== RECORDS TO USE ==
◇ ◇ ◇ ◇ ◇

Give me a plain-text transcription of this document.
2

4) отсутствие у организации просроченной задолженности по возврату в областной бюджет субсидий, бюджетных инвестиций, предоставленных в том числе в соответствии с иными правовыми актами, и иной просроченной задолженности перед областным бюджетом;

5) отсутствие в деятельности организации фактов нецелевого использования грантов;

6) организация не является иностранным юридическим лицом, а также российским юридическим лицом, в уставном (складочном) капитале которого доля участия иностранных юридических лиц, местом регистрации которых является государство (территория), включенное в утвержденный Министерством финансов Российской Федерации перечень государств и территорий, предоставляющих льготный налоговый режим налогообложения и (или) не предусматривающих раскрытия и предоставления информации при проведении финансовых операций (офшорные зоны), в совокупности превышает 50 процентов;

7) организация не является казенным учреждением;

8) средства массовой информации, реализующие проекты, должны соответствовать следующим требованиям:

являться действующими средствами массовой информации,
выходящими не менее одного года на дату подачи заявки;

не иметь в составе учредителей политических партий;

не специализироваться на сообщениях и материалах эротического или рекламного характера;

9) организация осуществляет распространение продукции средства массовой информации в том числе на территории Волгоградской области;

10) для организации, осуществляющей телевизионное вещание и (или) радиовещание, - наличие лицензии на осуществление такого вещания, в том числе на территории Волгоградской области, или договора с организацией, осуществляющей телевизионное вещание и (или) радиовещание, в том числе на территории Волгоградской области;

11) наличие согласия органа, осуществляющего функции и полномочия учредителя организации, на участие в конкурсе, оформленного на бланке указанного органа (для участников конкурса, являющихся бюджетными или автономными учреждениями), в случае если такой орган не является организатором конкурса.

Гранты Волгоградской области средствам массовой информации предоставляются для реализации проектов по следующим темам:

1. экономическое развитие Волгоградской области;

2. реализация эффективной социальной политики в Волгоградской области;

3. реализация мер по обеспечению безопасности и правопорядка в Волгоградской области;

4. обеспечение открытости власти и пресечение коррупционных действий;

◇ ◇ ◇ ◇ ◇

== WHAT NEEDS TO BE DONE ==
Every entry above should be retyped exactly as shown.

== CORRECT RESULT ==
Give me a plain-text transcription of this document.
2

4) отсутствие у организации просроченной задолженности по возврату в областной бюджет субсидий, бюджетных инвестиций, предоставленных в том числе в соответствии с иными правовыми актами, и иной просроченной задолженности перед областным бюджетом;

5) отсутствие в деятельности организации фактов нецелевого использования грантов;

6) организация не является иностранным юридическим лицом, а также российским юридическим лицом, в уставном (складочном) капитале которого доля участия иностранных юридических лиц, местом регистрации которых является государство (территория), включенное в утвержденный Министерством финансов Российской Федерации перечень государств и территорий, предоставляющих льготный налоговый режим налогообложения и (или) не предусматривающих раскрытия и предоставления информации при проведении финансовых операций (офшорные зоны), в совокупности превышает 50 процентов;

7) организация не является казенным учреждением;

8) средства массовой информации, реализующие проекты, должны соответствовать следующим требованиям:

являться действующими средствами массовой информации,
выходящими не менее одного года на дату подачи заявки;

не иметь в составе учредителей политических партий;

не специализироваться на сообщениях и материалах эротического или рекламного характера;

9) организация осуществляет распространение продукции средства массовой информации в том числе на территории Волгоградской области;

10) для организации, осуществляющей телевизионное вещание и (или) радиовещание, - наличие лицензии на осуществление такого вещания, в том числе на территории Волгоградской области, или договора с организацией, осуществляющей телевизионное вещание и (или) радиовещание, в том числе на территории Волгоградской области;

11) наличие согласия органа, осуществляющего функции и полномочия учредителя организации, на участие в конкурсе, оформленного на бланке указанного органа (для участников конкурса, являющихся бюджетными или автономными учреждениями), в случае если такой орган не является организатором конкурса.

Гранты Волгоградской области средствам массовой информации предоставляются для реализации проектов по следующим темам:

1. экономическое развитие Волгоградской области;

2. реализация эффективной социальной политики в Волгоградской области;

3. реализация мер по обеспечению безопасности и правопорядка в Волгоградской области;

4. обеспечение открытости власти и пресечение коррупционных действий;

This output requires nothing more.